>> BEGIN

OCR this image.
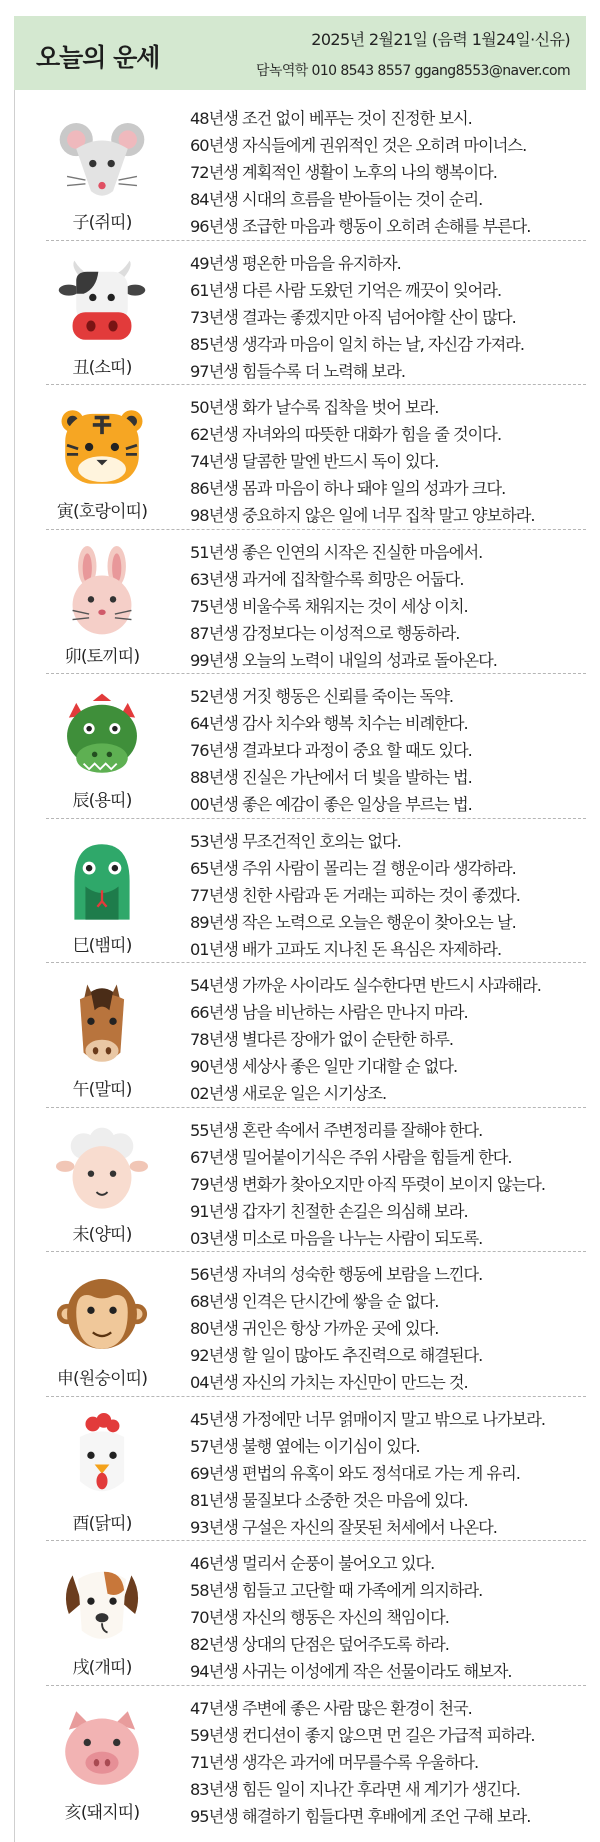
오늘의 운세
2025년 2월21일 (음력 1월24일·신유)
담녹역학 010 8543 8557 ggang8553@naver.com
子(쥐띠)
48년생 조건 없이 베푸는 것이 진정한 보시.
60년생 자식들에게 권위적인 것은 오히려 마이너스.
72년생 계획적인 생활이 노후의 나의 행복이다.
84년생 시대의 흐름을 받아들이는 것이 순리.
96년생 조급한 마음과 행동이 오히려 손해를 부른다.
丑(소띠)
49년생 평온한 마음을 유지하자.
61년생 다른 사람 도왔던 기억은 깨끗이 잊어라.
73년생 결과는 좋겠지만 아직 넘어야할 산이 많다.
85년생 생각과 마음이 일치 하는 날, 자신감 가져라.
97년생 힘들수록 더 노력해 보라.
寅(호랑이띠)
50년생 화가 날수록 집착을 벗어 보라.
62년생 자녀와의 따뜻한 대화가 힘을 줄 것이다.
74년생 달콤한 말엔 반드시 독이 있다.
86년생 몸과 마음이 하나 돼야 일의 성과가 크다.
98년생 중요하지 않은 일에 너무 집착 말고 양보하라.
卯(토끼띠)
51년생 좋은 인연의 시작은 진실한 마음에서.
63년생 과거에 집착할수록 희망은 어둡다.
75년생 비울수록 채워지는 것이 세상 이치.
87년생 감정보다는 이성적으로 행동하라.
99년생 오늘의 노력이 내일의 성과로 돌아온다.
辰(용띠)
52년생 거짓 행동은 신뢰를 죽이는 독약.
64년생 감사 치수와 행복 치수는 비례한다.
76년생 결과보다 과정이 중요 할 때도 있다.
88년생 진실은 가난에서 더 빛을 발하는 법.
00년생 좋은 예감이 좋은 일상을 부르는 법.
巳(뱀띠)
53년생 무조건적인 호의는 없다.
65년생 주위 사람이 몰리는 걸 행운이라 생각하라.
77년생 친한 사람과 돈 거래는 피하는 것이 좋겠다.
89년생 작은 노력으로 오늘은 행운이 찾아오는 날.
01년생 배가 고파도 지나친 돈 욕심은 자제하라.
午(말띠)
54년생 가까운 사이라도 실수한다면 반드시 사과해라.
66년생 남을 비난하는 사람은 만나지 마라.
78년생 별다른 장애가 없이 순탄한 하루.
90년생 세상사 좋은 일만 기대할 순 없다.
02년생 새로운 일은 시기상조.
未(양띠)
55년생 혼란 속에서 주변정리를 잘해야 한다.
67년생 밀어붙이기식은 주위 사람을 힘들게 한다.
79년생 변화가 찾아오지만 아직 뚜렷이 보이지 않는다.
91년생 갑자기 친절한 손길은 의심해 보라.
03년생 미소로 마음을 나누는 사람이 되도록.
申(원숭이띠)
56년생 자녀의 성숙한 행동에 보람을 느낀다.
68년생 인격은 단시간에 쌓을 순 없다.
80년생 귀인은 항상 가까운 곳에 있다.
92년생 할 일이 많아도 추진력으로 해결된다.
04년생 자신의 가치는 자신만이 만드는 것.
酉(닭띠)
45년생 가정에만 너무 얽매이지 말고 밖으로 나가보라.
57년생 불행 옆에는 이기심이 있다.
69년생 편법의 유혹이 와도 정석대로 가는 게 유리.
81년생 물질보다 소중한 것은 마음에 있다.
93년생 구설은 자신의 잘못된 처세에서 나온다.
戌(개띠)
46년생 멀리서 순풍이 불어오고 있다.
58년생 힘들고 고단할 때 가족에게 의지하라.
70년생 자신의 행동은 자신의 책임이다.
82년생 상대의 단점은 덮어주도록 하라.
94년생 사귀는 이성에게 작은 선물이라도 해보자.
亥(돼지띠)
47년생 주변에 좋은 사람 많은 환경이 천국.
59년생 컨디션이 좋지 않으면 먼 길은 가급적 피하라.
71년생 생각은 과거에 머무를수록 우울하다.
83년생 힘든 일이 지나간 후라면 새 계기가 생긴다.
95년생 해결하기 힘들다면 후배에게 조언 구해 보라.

>> END
>> BEGIN

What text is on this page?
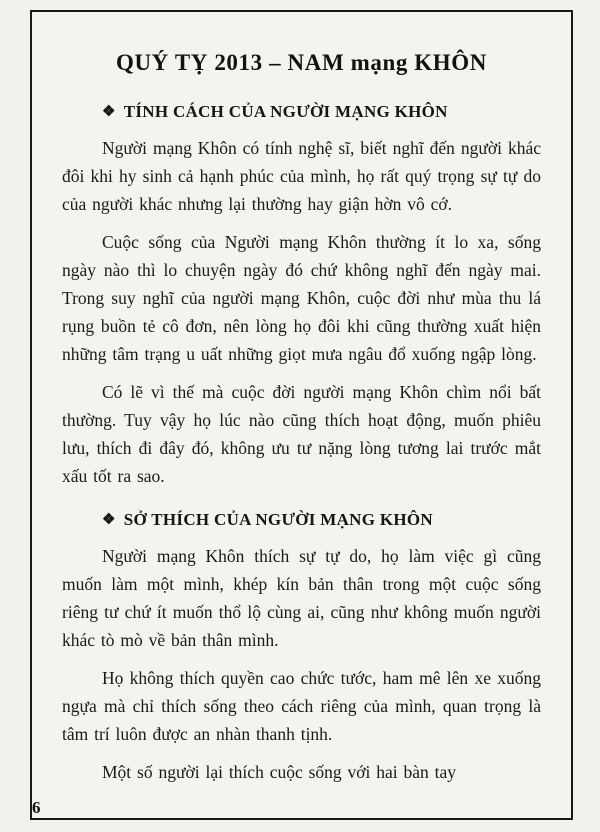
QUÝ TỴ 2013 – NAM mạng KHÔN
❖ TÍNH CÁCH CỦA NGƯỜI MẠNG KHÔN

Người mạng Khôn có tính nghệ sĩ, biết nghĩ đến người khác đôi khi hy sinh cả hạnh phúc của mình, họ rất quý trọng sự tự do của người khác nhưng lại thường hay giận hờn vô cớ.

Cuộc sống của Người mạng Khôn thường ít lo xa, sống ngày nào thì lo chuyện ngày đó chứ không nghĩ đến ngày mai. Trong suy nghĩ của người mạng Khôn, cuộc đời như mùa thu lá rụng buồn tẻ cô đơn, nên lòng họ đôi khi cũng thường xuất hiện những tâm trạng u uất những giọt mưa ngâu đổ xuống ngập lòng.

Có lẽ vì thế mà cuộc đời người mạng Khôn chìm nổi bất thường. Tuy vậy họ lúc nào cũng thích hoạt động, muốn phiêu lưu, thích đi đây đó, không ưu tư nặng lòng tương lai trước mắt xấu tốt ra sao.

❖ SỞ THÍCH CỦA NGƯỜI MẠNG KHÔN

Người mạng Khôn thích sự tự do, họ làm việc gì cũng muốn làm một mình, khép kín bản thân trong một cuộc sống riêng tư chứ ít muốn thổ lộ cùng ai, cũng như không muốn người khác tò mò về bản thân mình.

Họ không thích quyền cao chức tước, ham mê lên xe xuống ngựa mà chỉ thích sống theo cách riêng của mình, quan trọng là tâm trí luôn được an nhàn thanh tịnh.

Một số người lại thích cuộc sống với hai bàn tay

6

>> END

■ WHAT YOU HAVE TO DO
Collect the lines that hold "this".

■ WRITTEN REPLY
OCR this image.
What text is on this page?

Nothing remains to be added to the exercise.